Print each line exactly as it is given.

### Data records
-*-

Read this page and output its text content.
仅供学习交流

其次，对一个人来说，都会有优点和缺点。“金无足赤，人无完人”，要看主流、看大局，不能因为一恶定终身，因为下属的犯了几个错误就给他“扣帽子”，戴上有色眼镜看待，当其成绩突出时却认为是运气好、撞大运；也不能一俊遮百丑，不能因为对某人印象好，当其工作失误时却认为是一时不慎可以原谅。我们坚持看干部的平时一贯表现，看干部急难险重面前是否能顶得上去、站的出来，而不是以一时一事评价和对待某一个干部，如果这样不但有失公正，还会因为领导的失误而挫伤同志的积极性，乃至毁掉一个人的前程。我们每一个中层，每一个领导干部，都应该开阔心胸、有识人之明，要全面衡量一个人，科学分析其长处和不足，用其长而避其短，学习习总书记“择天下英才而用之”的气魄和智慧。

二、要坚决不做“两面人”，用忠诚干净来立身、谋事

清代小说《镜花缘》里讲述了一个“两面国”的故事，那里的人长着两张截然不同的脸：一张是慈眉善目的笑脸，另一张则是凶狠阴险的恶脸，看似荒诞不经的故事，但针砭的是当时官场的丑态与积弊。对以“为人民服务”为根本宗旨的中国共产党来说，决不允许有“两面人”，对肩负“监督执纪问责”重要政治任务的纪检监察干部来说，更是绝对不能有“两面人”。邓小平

-*-

### WRITTEN ANSWER
Read this page and output its text content.
仅供学习交流

其次，对一个人来说，都会有优点和缺点。“金无足赤，人无完人”，要看主流、看大局，不能因为一恶定终身，因为下属的犯了几个错误就给他“扣帽子”，戴上有色眼镜看待，当其成绩突出时却认为是运气好、撞大运；也不能一俊遮百丑，不能因为对某人印象好，当其工作失误时却认为是一时不慎可以原谅。我们坚持看干部的平时一贯表现，看干部急难险重面前是否能顶得上去、站的出来，而不是以一时一事评价和对待某一个干部，如果这样不但有失公正，还会因为领导的失误而挫伤同志的积极性，乃至毁掉一个人的前程。我们每一个中层，每一个领导干部，都应该开阔心胸、有识人之明，要全面衡量一个人，科学分析其长处和不足，用其长而避其短，学习习总书记“择天下英才而用之”的气魄和智慧。

二、要坚决不做“两面人”，用忠诚干净来立身、谋事

清代小说《镜花缘》里讲述了一个“两面国”的故事，那里的人长着两张截然不同的脸：一张是慈眉善目的笑脸，另一张则是凶狠阴险的恶脸，看似荒诞不经的故事，但针砭的是当时官场的丑态与积弊。对以“为人民服务”为根本宗旨的中国共产党来说，决不允许有“两面人”，对肩负“监督执纪问责”重要政治任务的纪检监察干部来说，更是绝对不能有“两面人”。邓小平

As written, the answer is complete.